**PROBLEM DESCRIPTION**
The records that follow should be retyped word for word.

- - - -

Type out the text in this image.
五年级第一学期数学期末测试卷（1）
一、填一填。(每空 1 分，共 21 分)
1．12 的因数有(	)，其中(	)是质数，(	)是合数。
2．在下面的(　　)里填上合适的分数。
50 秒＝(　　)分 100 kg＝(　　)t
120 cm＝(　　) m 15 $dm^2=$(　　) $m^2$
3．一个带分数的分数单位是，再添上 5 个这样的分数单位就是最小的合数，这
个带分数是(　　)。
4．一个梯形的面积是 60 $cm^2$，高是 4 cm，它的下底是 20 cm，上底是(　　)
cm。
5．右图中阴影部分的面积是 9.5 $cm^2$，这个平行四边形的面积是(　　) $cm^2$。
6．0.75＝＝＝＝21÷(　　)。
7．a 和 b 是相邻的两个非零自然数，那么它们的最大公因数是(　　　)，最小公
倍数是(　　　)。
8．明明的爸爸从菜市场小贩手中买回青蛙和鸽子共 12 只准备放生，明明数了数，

- - - -

**WRITTEN ANSWER**
Type out the text in this image.
五年级第一学期数学期末测试卷（1）
一、填一填。(每空 1 分，共 21 分)
1．12 的因数有(	)，其中(	)是质数，(	)是合数。
2．在下面的(　　)里填上合适的分数。
50 秒＝(　　)分 100 kg＝(　　)t
120 cm＝(　　) m 15 $dm^2=$(　　) $m^2$
3．一个带分数的分数单位是，再添上 5 个这样的分数单位就是最小的合数，这
个带分数是(　　)。
4．一个梯形的面积是 60 $cm^2$，高是 4 cm，它的下底是 20 cm，上底是(　　)
cm。
5．右图中阴影部分的面积是 9.5 $cm^2$，这个平行四边形的面积是(　　) $cm^2$。
6．0.75＝＝＝＝21÷(　　)。
7．a 和 b 是相邻的两个非零自然数，那么它们的最大公因数是(　　　)，最小公
倍数是(　　　)。
8．明明的爸爸从菜市场小贩手中买回青蛙和鸽子共 12 只准备放生，明明数了数，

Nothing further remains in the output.